* start *
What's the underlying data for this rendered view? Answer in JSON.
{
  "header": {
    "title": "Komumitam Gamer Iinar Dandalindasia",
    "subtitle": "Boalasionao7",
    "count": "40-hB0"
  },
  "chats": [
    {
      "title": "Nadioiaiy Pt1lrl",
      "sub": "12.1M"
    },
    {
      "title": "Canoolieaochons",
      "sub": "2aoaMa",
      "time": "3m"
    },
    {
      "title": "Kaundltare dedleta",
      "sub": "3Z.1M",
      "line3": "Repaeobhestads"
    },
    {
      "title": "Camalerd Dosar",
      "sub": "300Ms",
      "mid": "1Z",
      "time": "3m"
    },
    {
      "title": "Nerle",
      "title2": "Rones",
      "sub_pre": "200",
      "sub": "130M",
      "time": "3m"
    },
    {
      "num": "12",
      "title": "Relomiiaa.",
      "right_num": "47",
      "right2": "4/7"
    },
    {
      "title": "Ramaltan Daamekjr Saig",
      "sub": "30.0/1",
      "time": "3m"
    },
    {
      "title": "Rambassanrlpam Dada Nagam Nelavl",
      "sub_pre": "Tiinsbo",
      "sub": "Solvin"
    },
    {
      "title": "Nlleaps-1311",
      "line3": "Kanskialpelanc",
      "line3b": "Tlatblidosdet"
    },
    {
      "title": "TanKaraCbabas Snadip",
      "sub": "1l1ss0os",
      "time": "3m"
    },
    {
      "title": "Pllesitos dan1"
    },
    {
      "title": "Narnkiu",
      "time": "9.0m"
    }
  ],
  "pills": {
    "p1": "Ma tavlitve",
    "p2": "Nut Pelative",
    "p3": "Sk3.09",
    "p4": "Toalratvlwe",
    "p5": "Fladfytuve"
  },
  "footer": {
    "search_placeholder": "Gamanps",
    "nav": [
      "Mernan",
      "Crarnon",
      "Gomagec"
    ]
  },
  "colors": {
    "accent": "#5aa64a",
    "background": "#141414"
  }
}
* end *
Quote each line above in full, word for word.

* EXERCISE ANSWER
What's the underlying data for this rendered view? Answer in JSON.
{
  "header": {
    "title": "Komumitam Gamer Iinar Dandalindasia",
    "subtitle": "Boalasionao7",
    "count": "40-hB0"
  },
  "chats": [
    {
      "title": "Nadioiaiy Pt1lrl",
      "sub": "12.1M"
    },
    {
      "title": "Canoolieaochons",
      "sub": "2aoaMa",
      "time": "3m"
    },
    {
      "title": "Kaundltare dedleta",
      "sub": "3Z.1M",
      "line3": "Repaeobhestads"
    },
    {
      "title": "Camalerd Dosar",
      "sub": "300Ms",
      "mid": "1Z",
      "time": "3m"
    },
    {
      "title": "Nerle",
      "title2": "Rones",
      "sub_pre": "200",
      "sub": "130M",
      "time": "3m"
    },
    {
      "num": "12",
      "title": "Relomiiaa.",
      "right_num": "47",
      "right2": "4/7"
    },
    {
      "title": "Ramaltan Daamekjr Saig",
      "sub": "30.0/1",
      "time": "3m"
    },
    {
      "title": "Rambassanrlpam Dada Nagam Nelavl",
      "sub_pre": "Tiinsbo",
      "sub": "Solvin"
    },
    {
      "title": "Nlleaps-1311",
      "line3": "Kanskialpelanc",
      "line3b": "Tlatblidosdet"
    },
    {
      "title": "TanKaraCbabas Snadip",
      "sub": "1l1ss0os",
      "time": "3m"
    },
    {
      "title": "Pllesitos dan1"
    },
    {
      "title": "Narnkiu",
      "time": "9.0m"
    }
  ],
  "pills": {
    "p1": "Ma tavlitve",
    "p2": "Nut Pelative",
    "p3": "Sk3.09",
    "p4": "Toalratvlwe",
    "p5": "Fladfytuve"
  },
  "footer": {
    "search_placeholder": "Gamanps",
    "nav": [
      "Mernan",
      "Crarnon",
      "Gomagec"
    ]
  },
  "colors": {
    "accent": "#5aa64a",
    "background": "#141414"
  }
}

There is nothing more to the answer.